++++ RECORDS FOR THE EXERCISE ++++
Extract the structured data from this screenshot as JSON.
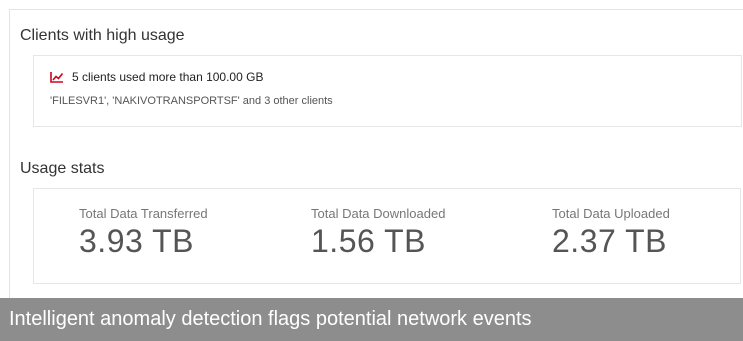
{
  "high_usage": {
    "title": "Clients with high usage",
    "icon": "trend-up-chart-icon",
    "alert_text": "5 clients used more than 100.00 GB",
    "clients_text": "'FILESVR1', 'NAKIVOTRANSPORTSF' and 3 other clients",
    "alert_color": "#d0021b"
  },
  "usage_stats": {
    "title": "Usage stats",
    "stats": [
      {
        "label": "Total Data Transferred",
        "value": "3.93 TB"
      },
      {
        "label": "Total Data Downloaded",
        "value": "1.56 TB"
      },
      {
        "label": "Total Data Uploaded",
        "value": "2.37 TB"
      }
    ]
  },
  "caption": {
    "text": "Intelligent anomaly detection flags potential network events",
    "background": "#8d8d8d"
  }
}
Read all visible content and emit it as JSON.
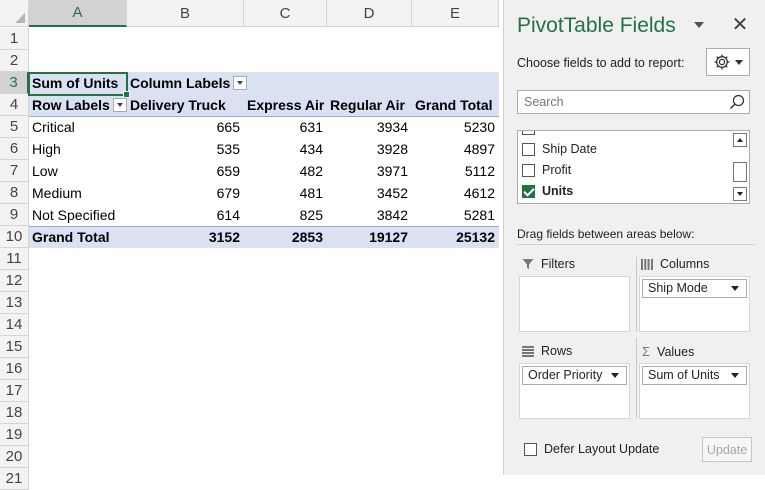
{
  "grid": {
    "columns": [
      "A",
      "B",
      "C",
      "D",
      "E"
    ],
    "rows": [
      "1",
      "2",
      "3",
      "4",
      "5",
      "6",
      "7",
      "8",
      "9",
      "10",
      "11",
      "12",
      "13",
      "14",
      "15",
      "16",
      "17",
      "18",
      "19",
      "20",
      "21"
    ],
    "pivot": {
      "sum_label": "Sum of Units",
      "column_labels": "Column Labels",
      "row_labels": "Row Labels",
      "headers": [
        "Delivery Truck",
        "Express Air",
        "Regular Air",
        "Grand Total"
      ],
      "data_rows": [
        {
          "label": "Critical",
          "values": [
            "665",
            "631",
            "3934",
            "5230"
          ]
        },
        {
          "label": "High",
          "values": [
            "535",
            "434",
            "3928",
            "4897"
          ]
        },
        {
          "label": "Low",
          "values": [
            "659",
            "482",
            "3971",
            "5112"
          ]
        },
        {
          "label": "Medium",
          "values": [
            "679",
            "481",
            "3452",
            "4612"
          ]
        },
        {
          "label": "Not Specified",
          "values": [
            "614",
            "825",
            "3842",
            "5281"
          ]
        }
      ],
      "total": {
        "label": "Grand Total",
        "values": [
          "3152",
          "2853",
          "19127",
          "25132"
        ]
      }
    }
  },
  "pane": {
    "title": "PivotTable Fields",
    "choose_label": "Choose fields to add to report:",
    "search_placeholder": "Search",
    "fields": [
      {
        "label": "Ship Date",
        "checked": false
      },
      {
        "label": "Profit",
        "checked": false
      },
      {
        "label": "Units",
        "checked": true
      }
    ],
    "drag_label": "Drag fields between areas below:",
    "areas": {
      "filters": {
        "label": "Filters"
      },
      "columns": {
        "label": "Columns",
        "item": "Ship Mode"
      },
      "rows": {
        "label": "Rows",
        "item": "Order Priority"
      },
      "values": {
        "label": "Values",
        "item": "Sum of Units"
      }
    },
    "defer_label": "Defer Layout Update",
    "update_label": "Update"
  },
  "colors": {
    "accent": "#217346",
    "band": "#d9e1f2",
    "border": "#8ea9db"
  }
}
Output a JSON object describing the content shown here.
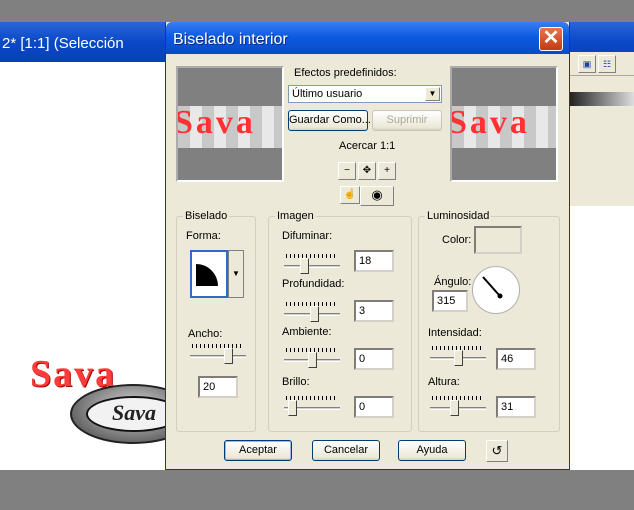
{
  "background_window": {
    "title": "2* [1:1] (Selección",
    "toolbar_icons": [
      "save-icon",
      "link-icon"
    ],
    "logo_text": "Sava",
    "logo_badge_text": "Sava"
  },
  "dialog": {
    "title": "Biselado interior",
    "presets": {
      "label": "Efectos predefinidos:",
      "selected": "Último usuario",
      "save_label": "Guardar Como...",
      "delete_label": "Suprimir"
    },
    "preview": {
      "text": "Sava",
      "zoom_label": "Acercar 1:1",
      "zoom_out_icon": "zoom-out-icon",
      "pan_icon": "pan-icon",
      "zoom_in_icon": "zoom-in-icon",
      "hand_icon": "hand-icon",
      "eye_icon": "eye-icon"
    },
    "bevel": {
      "title": "Biselado",
      "shape_label": "Forma:",
      "width_label": "Ancho:",
      "width_value": "20"
    },
    "image": {
      "title": "Imagen",
      "blur_label": "Difuminar:",
      "blur_value": "18",
      "depth_label": "Profundidad:",
      "depth_value": "3",
      "ambient_label": "Ambiente:",
      "ambient_value": "0",
      "brightness_label": "Brillo:",
      "brightness_value": "0"
    },
    "light": {
      "title": "Luminosidad",
      "color_label": "Color:",
      "angle_label": "Ángulo:",
      "angle_value": "315",
      "intensity_label": "Intensidad:",
      "intensity_value": "46",
      "height_label": "Altura:",
      "height_value": "31"
    },
    "buttons": {
      "ok": "Aceptar",
      "cancel": "Cancelar",
      "help": "Ayuda",
      "reset_icon": "reset-icon"
    }
  },
  "colors": {
    "title_bar": "#0a4ac8",
    "dialog_bg": "#ece9d8",
    "accent_red": "#ff3131",
    "close_button": "#c33a12"
  }
}
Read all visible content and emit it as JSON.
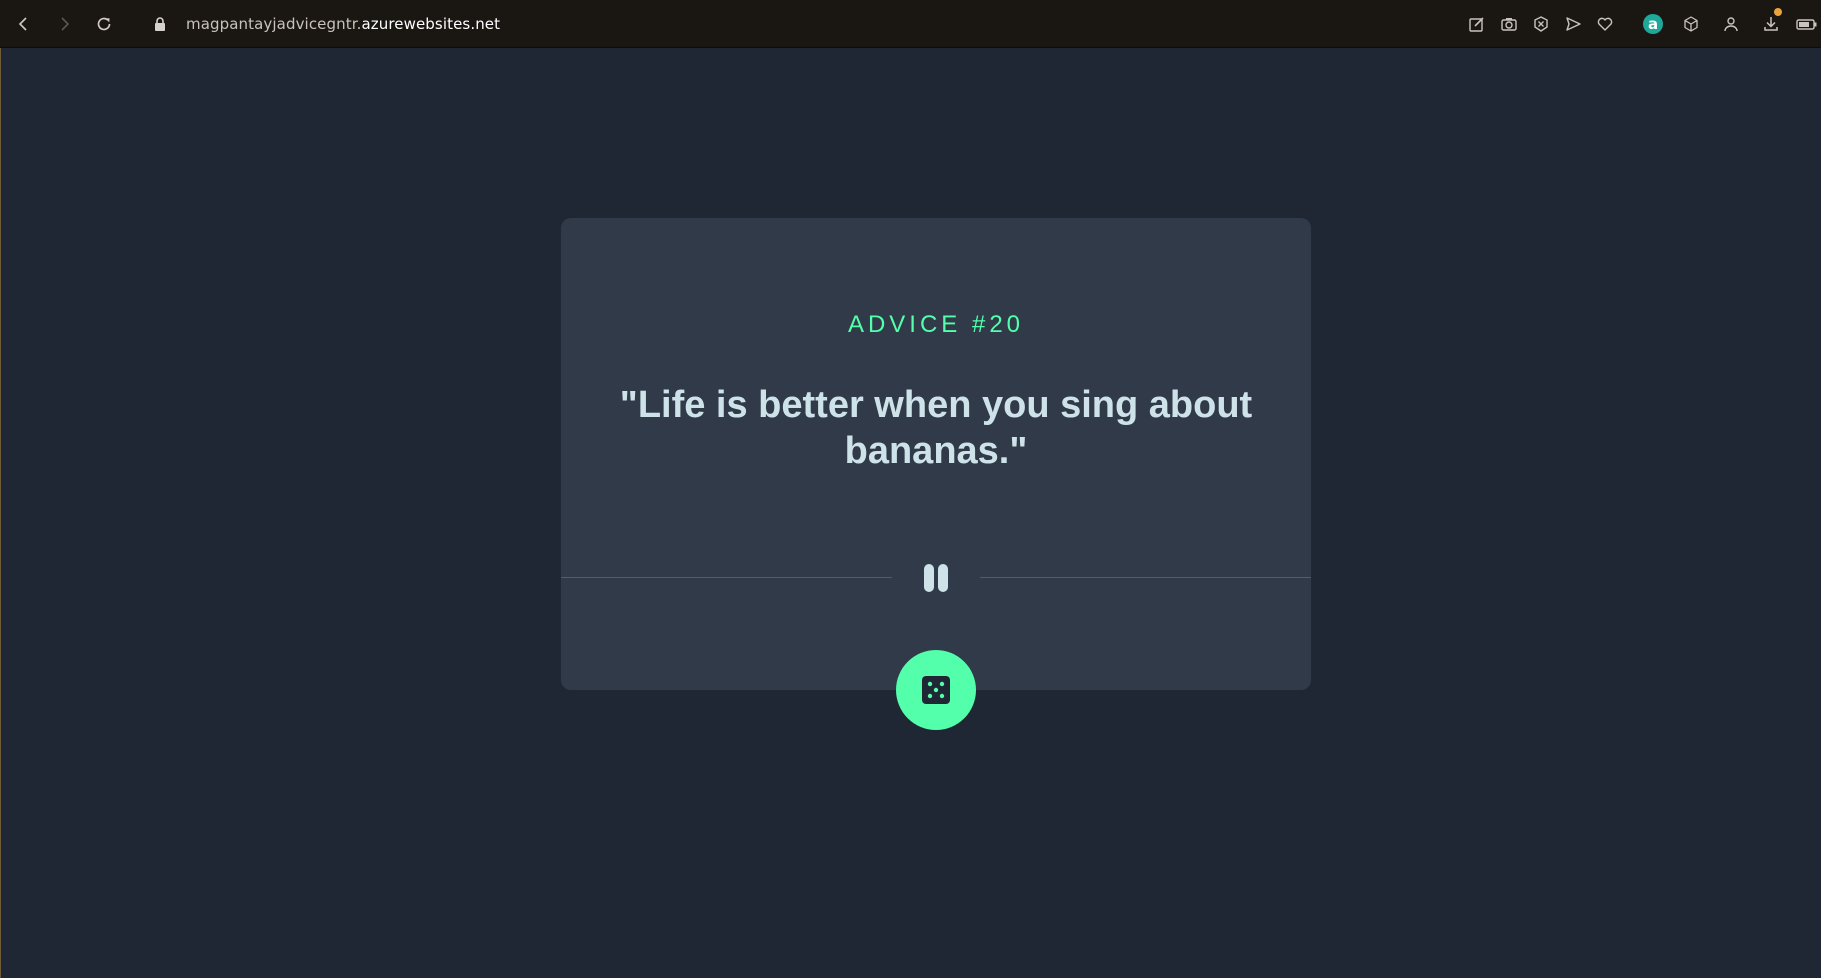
{
  "browser": {
    "url_prefix": "magpantayjadvicegntr.",
    "url_domain": "azurewebsites.net",
    "extension_letter": "a"
  },
  "advice": {
    "label": "ADVICE #20",
    "quote": "\"Life is better when you sing about bananas.\""
  },
  "icons": {
    "back": "back-arrow-icon",
    "forward": "forward-arrow-icon",
    "reload": "reload-icon",
    "lock": "lock-icon",
    "dice": "dice-icon"
  },
  "colors": {
    "page_bg": "#202734",
    "card_bg": "#313a49",
    "accent": "#53ffaa",
    "text": "#cee3e9",
    "divider": "#4f5d74"
  }
}
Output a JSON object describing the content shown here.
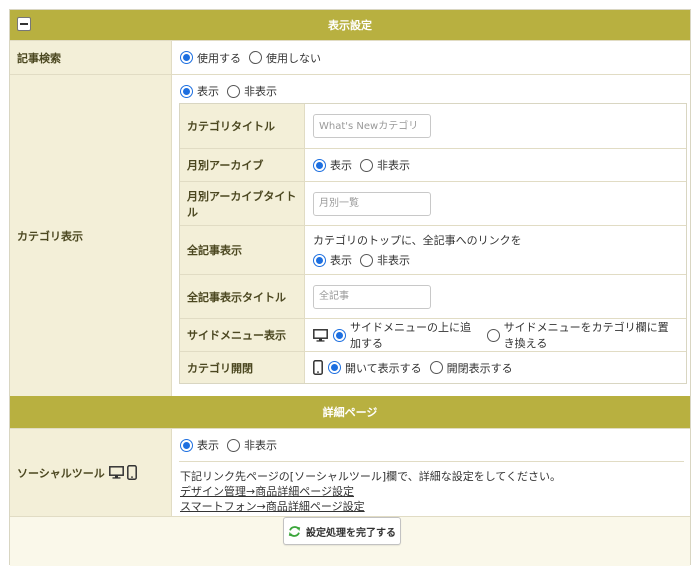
++++
--- EXERCISE ---
Transcribe the whole listing exactly. Pictures stay out of your copy.

--- PROBLEM SOLUTION ---
Extract the structured data from this screenshot as JSON.
{
  "high_usage": {
    "title": "Clients with high usage",
    "icon": "trend-up-chart-icon",
    "alert_text": "5 clients used more than 100.00 GB",
    "clients_text": "'FILESVR1', 'NAKIVOTRANSPORTSF' and 3 other clients",
    "alert_color": "#d0021b"
  },
  "usage_stats": {
    "title": "Usage stats",
    "stats": [
      {
        "label": "Total Data Transferred",
        "value": "3.93 TB"
      },
      {
        "label": "Total Data Downloaded",
        "value": "1.56 TB"
      },
      {
        "label": "Total Data Uploaded",
        "value": "2.37 TB"
      }
    ]
  },
  "caption": {
    "text": "Intelligent anomaly detection flags potential network events",
    "background": "#8d8d8d"
  }
}
Read all visible content and emit it as JSON.
{
  "grid": {
    "columns": [
      "A",
      "B",
      "C",
      "D",
      "E"
    ],
    "rows": [
      "1",
      "2",
      "3",
      "4",
      "5",
      "6",
      "7",
      "8",
      "9",
      "10",
      "11",
      "12",
      "13",
      "14",
      "15",
      "16",
      "17",
      "18",
      "19",
      "20",
      "21"
    ],
    "pivot": {
      "sum_label": "Sum of Units",
      "column_labels": "Column Labels",
      "row_labels": "Row Labels",
      "headers": [
        "Delivery Truck",
        "Express Air",
        "Regular Air",
        "Grand Total"
      ],
      "data_rows": [
        {
          "label": "Critical",
          "values": [
            "665",
            "631",
            "3934",
            "5230"
          ]
        },
        {
          "label": "High",
          "values": [
            "535",
            "434",
            "3928",
            "4897"
          ]
        },
        {
          "label": "Low",
          "values": [
            "659",
            "482",
            "3971",
            "5112"
          ]
        },
        {
          "label": "Medium",
          "values": [
            "679",
            "481",
            "3452",
            "4612"
          ]
        },
        {
          "label": "Not Specified",
          "values": [
            "614",
            "825",
            "3842",
            "5281"
          ]
        }
      ],
      "total": {
        "label": "Grand Total",
        "values": [
          "3152",
          "2853",
          "19127",
          "25132"
        ]
      }
    }
  },
  "pane": {
    "title": "PivotTable Fields",
    "choose_label": "Choose fields to add to report:",
    "search_placeholder": "Search",
    "fields": [
      {
        "label": "Ship Date",
        "checked": false
      },
      {
        "label": "Profit",
        "checked": false
      },
      {
        "label": "Units",
        "checked": true
      }
    ],
    "drag_label": "Drag fields between areas below:",
    "areas": {
      "filters": {
        "label": "Filters"
      },
      "columns": {
        "label": "Columns",
        "item": "Ship Mode"
      },
      "rows": {
        "label": "Rows",
        "item": "Order Priority"
      },
      "values": {
        "label": "Values",
        "item": "Sum of Units"
      }
    },
    "defer_label": "Defer Layout Update",
    "update_label": "Update"
  },
  "colors": {
    "accent": "#217346",
    "band": "#d9e1f2",
    "border": "#8ea9db"
  }
}
Output a JSON object describing the content shown here.
{
  "background_window": {
    "title": "2* [1:1] (Selección",
    "toolbar_icons": [
      "save-icon",
      "link-icon"
    ],
    "logo_text": "Sava",
    "logo_badge_text": "Sava"
  },
  "dialog": {
    "title": "Biselado interior",
    "presets": {
      "label": "Efectos predefinidos:",
      "selected": "Último usuario",
      "save_label": "Guardar Como...",
      "delete_label": "Suprimir"
    },
    "preview": {
      "text": "Sava",
      "zoom_label": "Acercar 1:1",
      "zoom_out_icon": "zoom-out-icon",
      "pan_icon": "pan-icon",
      "zoom_in_icon": "zoom-in-icon",
      "hand_icon": "hand-icon",
      "eye_icon": "eye-icon"
    },
    "bevel": {
      "title": "Biselado",
      "shape_label": "Forma:",
      "width_label": "Ancho:",
      "width_value": "20"
    },
    "image": {
      "title": "Imagen",
      "blur_label": "Difuminar:",
      "blur_value": "18",
      "depth_label": "Profundidad:",
      "depth_value": "3",
      "ambient_label": "Ambiente:",
      "ambient_value": "0",
      "brightness_label": "Brillo:",
      "brightness_value": "0"
    },
    "light": {
      "title": "Luminosidad",
      "color_label": "Color:",
      "angle_label": "Ángulo:",
      "angle_value": "315",
      "intensity_label": "Intensidad:",
      "intensity_value": "46",
      "height_label": "Altura:",
      "height_value": "31"
    },
    "buttons": {
      "ok": "Aceptar",
      "cancel": "Cancelar",
      "help": "Ayuda",
      "reset_icon": "reset-icon"
    }
  },
  "colors": {
    "title_bar": "#0a4ac8",
    "dialog_bg": "#ece9d8",
    "accent_red": "#ff3131",
    "close_button": "#c33a12"
  }
}
Read all visible content and emit it as JSON.
{
  "browser": {
    "url_prefix": "magpantayjadvicegntr.",
    "url_domain": "azurewebsites.net",
    "extension_letter": "a"
  },
  "advice": {
    "label": "ADVICE #20",
    "quote": "\"Life is better when you sing about bananas.\""
  },
  "icons": {
    "back": "back-arrow-icon",
    "forward": "forward-arrow-icon",
    "reload": "reload-icon",
    "lock": "lock-icon",
    "dice": "dice-icon"
  },
  "colors": {
    "page_bg": "#202734",
    "card_bg": "#313a49",
    "accent": "#53ffaa",
    "text": "#cee3e9",
    "divider": "#4f5d74"
  }
}
Output a JSON object describing the content shown here.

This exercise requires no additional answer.